◆ Exercise objective
Extract the full listing below without altering a single character.

◆ Dataset records
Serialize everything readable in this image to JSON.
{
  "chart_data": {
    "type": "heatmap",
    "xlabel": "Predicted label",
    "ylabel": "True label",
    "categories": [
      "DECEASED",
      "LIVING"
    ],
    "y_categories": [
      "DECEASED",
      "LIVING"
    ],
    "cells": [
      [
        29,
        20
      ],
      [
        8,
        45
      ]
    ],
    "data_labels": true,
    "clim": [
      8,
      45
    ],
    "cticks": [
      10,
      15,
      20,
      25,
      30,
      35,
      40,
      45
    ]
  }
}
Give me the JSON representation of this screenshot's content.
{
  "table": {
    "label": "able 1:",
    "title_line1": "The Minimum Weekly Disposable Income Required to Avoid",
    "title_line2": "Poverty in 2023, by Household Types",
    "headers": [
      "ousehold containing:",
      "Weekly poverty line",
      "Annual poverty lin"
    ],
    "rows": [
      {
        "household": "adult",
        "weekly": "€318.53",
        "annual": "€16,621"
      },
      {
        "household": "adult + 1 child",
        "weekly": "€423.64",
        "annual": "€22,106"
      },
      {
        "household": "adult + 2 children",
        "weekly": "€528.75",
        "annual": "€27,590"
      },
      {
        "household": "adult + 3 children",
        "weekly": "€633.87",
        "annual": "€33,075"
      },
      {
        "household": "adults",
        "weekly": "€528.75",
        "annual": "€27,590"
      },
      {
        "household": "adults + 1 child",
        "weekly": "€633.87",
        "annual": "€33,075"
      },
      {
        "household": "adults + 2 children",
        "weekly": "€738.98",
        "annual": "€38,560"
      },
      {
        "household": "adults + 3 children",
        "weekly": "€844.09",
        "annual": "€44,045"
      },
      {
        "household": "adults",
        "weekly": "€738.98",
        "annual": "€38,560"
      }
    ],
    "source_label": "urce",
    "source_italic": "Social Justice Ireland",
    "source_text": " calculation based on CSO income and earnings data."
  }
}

◆ Correct output
Serialize everything readable in this image to JSON.
{
  "chart_data": {
    "type": "heatmap",
    "xlabel": "Predicted label",
    "ylabel": "True label",
    "categories": [
      "DECEASED",
      "LIVING"
    ],
    "y_categories": [
      "DECEASED",
      "LIVING"
    ],
    "cells": [
      [
        29,
        20
      ],
      [
        8,
        45
      ]
    ],
    "data_labels": true,
    "clim": [
      8,
      45
    ],
    "cticks": [
      10,
      15,
      20,
      25,
      30,
      35,
      40,
      45
    ]
  }
}
Give me the JSON representation of this screenshot's content.
{
  "table": {
    "label": "able 1:",
    "title_line1": "The Minimum Weekly Disposable Income Required to Avoid",
    "title_line2": "Poverty in 2023, by Household Types",
    "headers": [
      "ousehold containing:",
      "Weekly poverty line",
      "Annual poverty lin"
    ],
    "rows": [
      {
        "household": "adult",
        "weekly": "€318.53",
        "annual": "€16,621"
      },
      {
        "household": "adult + 1 child",
        "weekly": "€423.64",
        "annual": "€22,106"
      },
      {
        "household": "adult + 2 children",
        "weekly": "€528.75",
        "annual": "€27,590"
      },
      {
        "household": "adult + 3 children",
        "weekly": "€633.87",
        "annual": "€33,075"
      },
      {
        "household": "adults",
        "weekly": "€528.75",
        "annual": "€27,590"
      },
      {
        "household": "adults + 1 child",
        "weekly": "€633.87",
        "annual": "€33,075"
      },
      {
        "household": "adults + 2 children",
        "weekly": "€738.98",
        "annual": "€38,560"
      },
      {
        "household": "adults + 3 children",
        "weekly": "€844.09",
        "annual": "€44,045"
      },
      {
        "household": "adults",
        "weekly": "€738.98",
        "annual": "€38,560"
      }
    ],
    "source_label": "urce",
    "source_italic": "Social Justice Ireland",
    "source_text": " calculation based on CSO income and earnings data."
  }
}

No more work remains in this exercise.